Las decisiones viven inevitablemente atadas a sus consecuencias. Y son parientas cercanas del elogio y de la crítica. Por algo cuesta tanto tomarlas. Y por eso los humanos nos equivocamos más veces de las que acertamos. No son asunto fácil. Y no siempre representan un drama. Sería un buen ejercicio descomprimir algunas cuestiones del deporte aceptando que las decisiones profundas tienen que ver con otros aspectos de la vida.
No somos tan sabios.
En gran parte del planeta, matamos el tiempo hablando de partidos de a todo o nada, del drama del descenso, del “grupo de la muerte”. Y de que el que pierde es poco menos que un imbécil. Y un cornudo.

-- Sección de datos --
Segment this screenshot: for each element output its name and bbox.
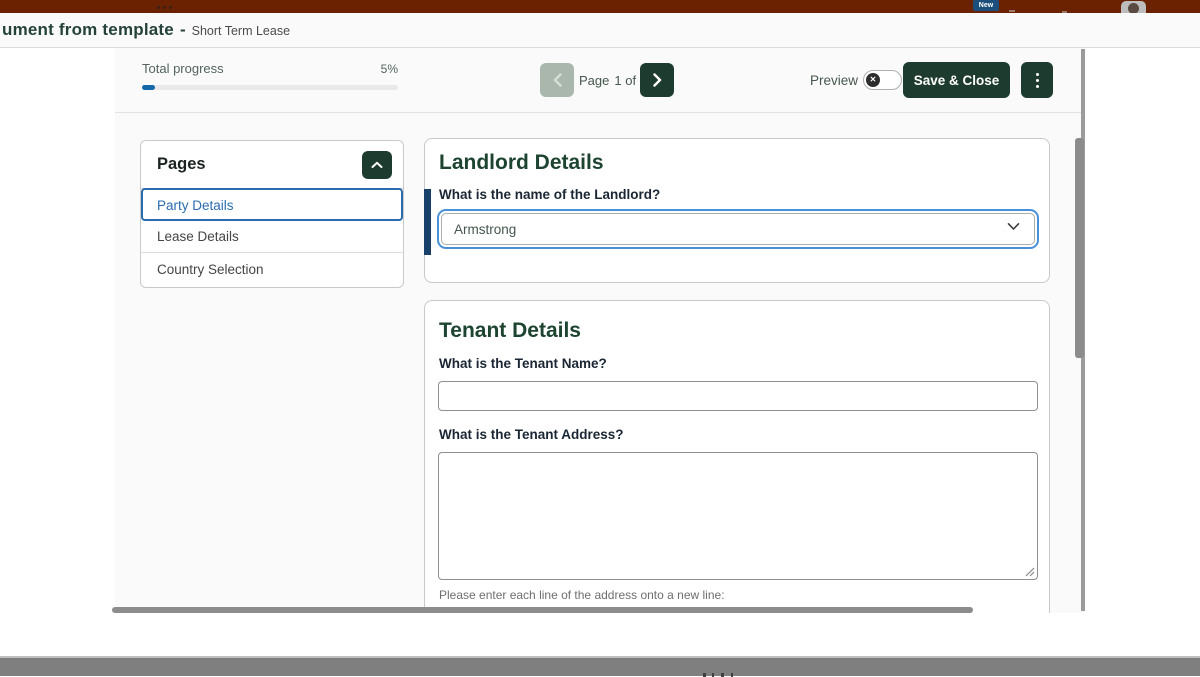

-- Qué hacer --
Vuelve a escribir, sin cambiar nada, el pasaje del texto sobre las decisiones que va desde "No somos tan" hasta "Y un cornudo.", incluidas estas últimas palabras.

-- Resultado del ejercicio --
No somos tan sabios.
En gran parte del planeta, matamos el tiempo hablando de partidos de a todo o nada, del drama del descenso, del “grupo de la muerte”. Y de que el que pierde es poco menos que un imbécil. Y un cornudo.